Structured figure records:
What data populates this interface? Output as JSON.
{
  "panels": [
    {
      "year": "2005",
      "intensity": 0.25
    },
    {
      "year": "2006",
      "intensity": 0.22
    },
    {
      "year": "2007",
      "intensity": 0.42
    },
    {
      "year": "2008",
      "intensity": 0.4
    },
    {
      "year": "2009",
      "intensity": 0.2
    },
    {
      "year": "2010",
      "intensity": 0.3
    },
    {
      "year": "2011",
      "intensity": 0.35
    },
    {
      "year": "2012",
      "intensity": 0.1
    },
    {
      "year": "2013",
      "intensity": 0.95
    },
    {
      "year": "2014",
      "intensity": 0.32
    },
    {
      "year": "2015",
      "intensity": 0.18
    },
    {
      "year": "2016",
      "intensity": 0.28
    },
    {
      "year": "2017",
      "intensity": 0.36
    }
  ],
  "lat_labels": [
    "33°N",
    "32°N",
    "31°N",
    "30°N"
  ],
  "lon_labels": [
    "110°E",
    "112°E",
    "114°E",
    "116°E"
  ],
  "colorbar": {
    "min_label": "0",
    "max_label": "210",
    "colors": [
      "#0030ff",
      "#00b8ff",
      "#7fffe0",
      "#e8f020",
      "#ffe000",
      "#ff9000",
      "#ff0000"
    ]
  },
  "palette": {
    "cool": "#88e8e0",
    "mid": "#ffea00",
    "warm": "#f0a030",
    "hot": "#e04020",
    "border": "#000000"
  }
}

### [Work to do]
Retype the material above, line by line, exactly.

### [Result of the task]
What data populates this interface? Output as JSON.
{
  "panels": [
    {
      "year": "2005",
      "intensity": 0.25
    },
    {
      "year": "2006",
      "intensity": 0.22
    },
    {
      "year": "2007",
      "intensity": 0.42
    },
    {
      "year": "2008",
      "intensity": 0.4
    },
    {
      "year": "2009",
      "intensity": 0.2
    },
    {
      "year": "2010",
      "intensity": 0.3
    },
    {
      "year": "2011",
      "intensity": 0.35
    },
    {
      "year": "2012",
      "intensity": 0.1
    },
    {
      "year": "2013",
      "intensity": 0.95
    },
    {
      "year": "2014",
      "intensity": 0.32
    },
    {
      "year": "2015",
      "intensity": 0.18
    },
    {
      "year": "2016",
      "intensity": 0.28
    },
    {
      "year": "2017",
      "intensity": 0.36
    }
  ],
  "lat_labels": [
    "33°N",
    "32°N",
    "31°N",
    "30°N"
  ],
  "lon_labels": [
    "110°E",
    "112°E",
    "114°E",
    "116°E"
  ],
  "colorbar": {
    "min_label": "0",
    "max_label": "210",
    "colors": [
      "#0030ff",
      "#00b8ff",
      "#7fffe0",
      "#e8f020",
      "#ffe000",
      "#ff9000",
      "#ff0000"
    ]
  },
  "palette": {
    "cool": "#88e8e0",
    "mid": "#ffea00",
    "warm": "#f0a030",
    "hot": "#e04020",
    "border": "#000000"
  }
}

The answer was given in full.